** Start **

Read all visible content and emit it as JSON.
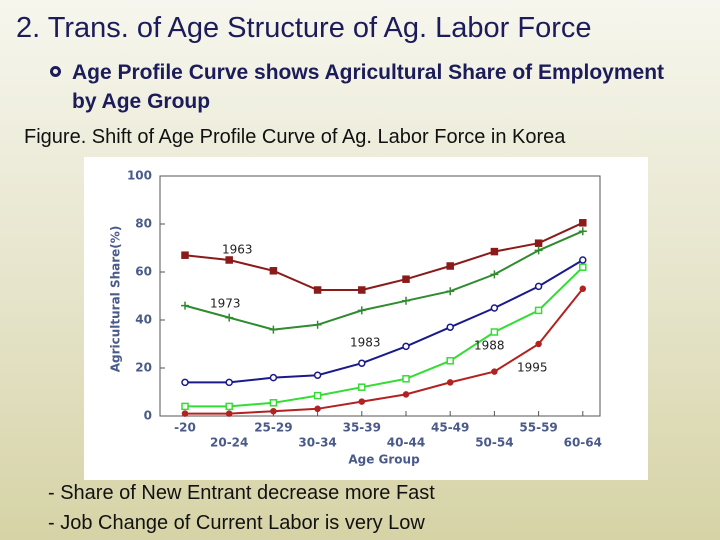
{
  "slide": {
    "title": "2. Trans. of Age Structure of Ag. Labor Force",
    "bullet": "Age Profile Curve shows Agricultural Share of Employment by Age Group",
    "caption": "Figure. Shift of Age Profile Curve of Ag. Labor Force in Korea",
    "notes": [
      "- Share of New Entrant decrease more Fast",
      "- Job Change of Current Labor is very Low"
    ]
  },
  "chart_data": {
    "type": "line",
    "x_label": "Age Group",
    "y_label": "Agricultural Share(%)",
    "categories": [
      "-20",
      "20-24",
      "25-29",
      "30-34",
      "35-39",
      "40-44",
      "45-49",
      "50-54",
      "55-59",
      "60-64"
    ],
    "ylim": [
      0,
      100
    ],
    "yticks": [
      0,
      20,
      40,
      60,
      80,
      100
    ],
    "series": [
      {
        "name": "1963",
        "color": "#8b1a1a",
        "values": [
          67,
          65,
          60.5,
          52.5,
          52.5,
          57,
          62.5,
          68.5,
          72,
          80.5
        ]
      },
      {
        "name": "1973",
        "color": "#2e8b2e",
        "values": [
          46,
          41,
          36,
          38,
          44,
          48,
          52,
          59,
          69,
          77
        ]
      },
      {
        "name": "1983",
        "color": "#1a1a8b",
        "values": [
          14,
          14,
          16,
          17,
          22,
          29,
          37,
          45,
          54,
          65
        ]
      },
      {
        "name": "1988",
        "color": "#33dd33",
        "values": [
          4,
          4,
          5.5,
          8.5,
          12,
          15.5,
          23,
          35,
          44,
          62
        ]
      },
      {
        "name": "1995",
        "color": "#b22222",
        "values": [
          1,
          1,
          2,
          3,
          6,
          9,
          14,
          18.5,
          30,
          53
        ]
      }
    ]
  }
}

** End **

Required work >> Print every entry above again without changing a word, and omit the pictures.

Response to the exercise >>
Read all visible content and emit it as JSON.
{
  "slide": {
    "title": "2. Trans. of Age Structure of Ag. Labor Force",
    "bullet": "Age Profile Curve shows Agricultural Share of Employment by Age Group",
    "caption": "Figure. Shift of Age Profile Curve of Ag. Labor Force in Korea",
    "notes": [
      "- Share of New Entrant decrease more Fast",
      "- Job Change of Current Labor is very Low"
    ]
  },
  "chart_data": {
    "type": "line",
    "x_label": "Age Group",
    "y_label": "Agricultural Share(%)",
    "categories": [
      "-20",
      "20-24",
      "25-29",
      "30-34",
      "35-39",
      "40-44",
      "45-49",
      "50-54",
      "55-59",
      "60-64"
    ],
    "ylim": [
      0,
      100
    ],
    "yticks": [
      0,
      20,
      40,
      60,
      80,
      100
    ],
    "series": [
      {
        "name": "1963",
        "color": "#8b1a1a",
        "values": [
          67,
          65,
          60.5,
          52.5,
          52.5,
          57,
          62.5,
          68.5,
          72,
          80.5
        ]
      },
      {
        "name": "1973",
        "color": "#2e8b2e",
        "values": [
          46,
          41,
          36,
          38,
          44,
          48,
          52,
          59,
          69,
          77
        ]
      },
      {
        "name": "1983",
        "color": "#1a1a8b",
        "values": [
          14,
          14,
          16,
          17,
          22,
          29,
          37,
          45,
          54,
          65
        ]
      },
      {
        "name": "1988",
        "color": "#33dd33",
        "values": [
          4,
          4,
          5.5,
          8.5,
          12,
          15.5,
          23,
          35,
          44,
          62
        ]
      },
      {
        "name": "1995",
        "color": "#b22222",
        "values": [
          1,
          1,
          2,
          3,
          6,
          9,
          14,
          18.5,
          30,
          53
        ]
      }
    ]
  }
}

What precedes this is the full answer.